**PROBLEM DETAILS**
Write out, precisely and in full, each line of the material.

**DATA PROVIDED**
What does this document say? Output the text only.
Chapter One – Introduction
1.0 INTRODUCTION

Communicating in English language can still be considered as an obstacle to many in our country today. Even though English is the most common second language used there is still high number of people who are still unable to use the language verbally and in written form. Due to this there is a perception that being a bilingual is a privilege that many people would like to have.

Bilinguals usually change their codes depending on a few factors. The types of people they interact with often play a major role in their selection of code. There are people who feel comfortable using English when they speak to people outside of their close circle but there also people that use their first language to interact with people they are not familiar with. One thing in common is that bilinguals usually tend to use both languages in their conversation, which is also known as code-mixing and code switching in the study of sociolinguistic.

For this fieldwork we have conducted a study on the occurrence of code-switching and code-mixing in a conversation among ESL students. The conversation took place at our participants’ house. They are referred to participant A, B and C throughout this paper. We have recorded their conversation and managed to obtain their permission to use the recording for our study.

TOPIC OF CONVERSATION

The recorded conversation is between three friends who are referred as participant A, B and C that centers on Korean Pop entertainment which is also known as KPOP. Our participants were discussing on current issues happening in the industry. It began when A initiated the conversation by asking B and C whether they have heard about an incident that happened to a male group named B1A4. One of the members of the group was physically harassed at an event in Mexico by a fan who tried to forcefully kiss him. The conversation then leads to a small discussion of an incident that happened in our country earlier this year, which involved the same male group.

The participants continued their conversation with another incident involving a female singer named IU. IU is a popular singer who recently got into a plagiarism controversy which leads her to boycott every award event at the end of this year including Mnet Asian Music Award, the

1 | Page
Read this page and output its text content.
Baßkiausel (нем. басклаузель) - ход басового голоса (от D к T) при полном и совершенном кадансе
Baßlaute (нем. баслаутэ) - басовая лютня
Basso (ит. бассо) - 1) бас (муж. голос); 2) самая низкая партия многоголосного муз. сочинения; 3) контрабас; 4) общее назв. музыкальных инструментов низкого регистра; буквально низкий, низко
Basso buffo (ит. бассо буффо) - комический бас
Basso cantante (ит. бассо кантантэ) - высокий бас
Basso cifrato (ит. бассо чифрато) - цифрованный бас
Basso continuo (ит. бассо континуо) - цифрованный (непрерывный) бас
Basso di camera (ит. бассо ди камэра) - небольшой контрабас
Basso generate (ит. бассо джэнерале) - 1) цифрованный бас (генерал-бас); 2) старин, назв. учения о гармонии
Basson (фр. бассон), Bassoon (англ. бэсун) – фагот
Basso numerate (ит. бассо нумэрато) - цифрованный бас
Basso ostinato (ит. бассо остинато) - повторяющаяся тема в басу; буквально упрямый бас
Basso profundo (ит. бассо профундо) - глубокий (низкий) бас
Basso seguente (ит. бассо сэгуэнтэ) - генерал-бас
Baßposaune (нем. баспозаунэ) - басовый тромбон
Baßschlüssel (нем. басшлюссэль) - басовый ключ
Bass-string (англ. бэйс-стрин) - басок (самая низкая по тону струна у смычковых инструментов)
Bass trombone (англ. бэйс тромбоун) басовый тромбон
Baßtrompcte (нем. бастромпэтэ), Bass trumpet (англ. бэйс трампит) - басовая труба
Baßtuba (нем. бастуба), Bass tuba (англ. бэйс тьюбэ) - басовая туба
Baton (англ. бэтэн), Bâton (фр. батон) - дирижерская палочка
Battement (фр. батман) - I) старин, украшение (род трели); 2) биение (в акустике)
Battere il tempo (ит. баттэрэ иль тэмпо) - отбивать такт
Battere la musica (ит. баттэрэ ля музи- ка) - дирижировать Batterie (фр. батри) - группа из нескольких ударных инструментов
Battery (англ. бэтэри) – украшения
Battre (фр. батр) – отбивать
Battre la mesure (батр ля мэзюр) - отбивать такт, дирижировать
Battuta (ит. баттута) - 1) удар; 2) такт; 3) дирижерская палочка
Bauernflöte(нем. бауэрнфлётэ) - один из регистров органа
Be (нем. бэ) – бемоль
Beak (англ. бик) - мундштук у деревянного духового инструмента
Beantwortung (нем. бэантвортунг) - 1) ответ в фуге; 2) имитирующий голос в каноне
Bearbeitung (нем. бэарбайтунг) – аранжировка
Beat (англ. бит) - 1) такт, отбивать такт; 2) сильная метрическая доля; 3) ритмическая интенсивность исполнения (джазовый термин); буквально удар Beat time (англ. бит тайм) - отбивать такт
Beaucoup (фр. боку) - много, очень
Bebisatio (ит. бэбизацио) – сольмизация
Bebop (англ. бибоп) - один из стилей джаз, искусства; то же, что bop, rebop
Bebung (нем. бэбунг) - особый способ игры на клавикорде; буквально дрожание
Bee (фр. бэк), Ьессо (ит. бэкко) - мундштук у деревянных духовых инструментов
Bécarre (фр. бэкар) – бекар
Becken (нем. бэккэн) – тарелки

**SOLUTION FOR THIS PROBLEM**
What does this document say? Output the text only.
Chapter One – Introduction
1.0 INTRODUCTION

Communicating in English language can still be considered as an obstacle to many in our country today. Even though English is the most common second language used there is still high number of people who are still unable to use the language verbally and in written form. Due to this there is a perception that being a bilingual is a privilege that many people would like to have.

Bilinguals usually change their codes depending on a few factors. The types of people they interact with often play a major role in their selection of code. There are people who feel comfortable using English when they speak to people outside of their close circle but there also people that use their first language to interact with people they are not familiar with. One thing in common is that bilinguals usually tend to use both languages in their conversation, which is also known as code-mixing and code switching in the study of sociolinguistic.

For this fieldwork we have conducted a study on the occurrence of code-switching and code-mixing in a conversation among ESL students. The conversation took place at our participants’ house. They are referred to participant A, B and C throughout this paper. We have recorded their conversation and managed to obtain their permission to use the recording for our study.

TOPIC OF CONVERSATION

The recorded conversation is between three friends who are referred as participant A, B and C that centers on Korean Pop entertainment which is also known as KPOP. Our participants were discussing on current issues happening in the industry. It began when A initiated the conversation by asking B and C whether they have heard about an incident that happened to a male group named B1A4. One of the members of the group was physically harassed at an event in Mexico by a fan who tried to forcefully kiss him. The conversation then leads to a small discussion of an incident that happened in our country earlier this year, which involved the same male group.

The participants continued their conversation with another incident involving a female singer named IU. IU is a popular singer who recently got into a plagiarism controversy which leads her to boycott every award event at the end of this year including Mnet Asian Music Award, the

1 | Page
Read this page and output its text content.
Baßkiausel (нем. басклаузель) - ход басового голоса (от D к T) при полном и совершенном кадансе
Baßlaute (нем. баслаутэ) - басовая лютня
Basso (ит. бассо) - 1) бас (муж. голос); 2) самая низкая партия многоголосного муз. сочинения; 3) контрабас; 4) общее назв. музыкальных инструментов низкого регистра; буквально низкий, низко
Basso buffo (ит. бассо буффо) - комический бас
Basso cantante (ит. бассо кантантэ) - высокий бас
Basso cifrato (ит. бассо чифрато) - цифрованный бас
Basso continuo (ит. бассо континуо) - цифрованный (непрерывный) бас
Basso di camera (ит. бассо ди камэра) - небольшой контрабас
Basso generate (ит. бассо джэнерале) - 1) цифрованный бас (генерал-бас); 2) старин, назв. учения о гармонии
Basson (фр. бассон), Bassoon (англ. бэсун) – фагот
Basso numerate (ит. бассо нумэрато) - цифрованный бас
Basso ostinato (ит. бассо остинато) - повторяющаяся тема в басу; буквально упрямый бас
Basso profundo (ит. бассо профундо) - глубокий (низкий) бас
Basso seguente (ит. бассо сэгуэнтэ) - генерал-бас
Baßposaune (нем. баспозаунэ) - басовый тромбон
Baßschlüssel (нем. басшлюссэль) - басовый ключ
Bass-string (англ. бэйс-стрин) - басок (самая низкая по тону струна у смычковых инструментов)
Bass trombone (англ. бэйс тромбоун) басовый тромбон
Baßtrompcte (нем. бастромпэтэ), Bass trumpet (англ. бэйс трампит) - басовая труба
Baßtuba (нем. бастуба), Bass tuba (англ. бэйс тьюбэ) - басовая туба
Baton (англ. бэтэн), Bâton (фр. батон) - дирижерская палочка
Battement (фр. батман) - I) старин, украшение (род трели); 2) биение (в акустике)
Battere il tempo (ит. баттэрэ иль тэмпо) - отбивать такт
Battere la musica (ит. баттэрэ ля музи- ка) - дирижировать Batterie (фр. батри) - группа из нескольких ударных инструментов
Battery (англ. бэтэри) – украшения
Battre (фр. батр) – отбивать
Battre la mesure (батр ля мэзюр) - отбивать такт, дирижировать
Battuta (ит. баттута) - 1) удар; 2) такт; 3) дирижерская палочка
Bauernflöte(нем. бауэрнфлётэ) - один из регистров органа
Be (нем. бэ) – бемоль
Beak (англ. бик) - мундштук у деревянного духового инструмента
Beantwortung (нем. бэантвортунг) - 1) ответ в фуге; 2) имитирующий голос в каноне
Bearbeitung (нем. бэарбайтунг) – аранжировка
Beat (англ. бит) - 1) такт, отбивать такт; 2) сильная метрическая доля; 3) ритмическая интенсивность исполнения (джазовый термин); буквально удар Beat time (англ. бит тайм) - отбивать такт
Beaucoup (фр. боку) - много, очень
Bebisatio (ит. бэбизацио) – сольмизация
Bebop (англ. бибоп) - один из стилей джаз, искусства; то же, что bop, rebop
Bebung (нем. бэбунг) - особый способ игры на клавикорде; буквально дрожание
Bee (фр. бэк), Ьессо (ит. бэкко) - мундштук у деревянных духовых инструментов
Bécarre (фр. бэкар) – бекар
Becken (нем. бэккэн) – тарелки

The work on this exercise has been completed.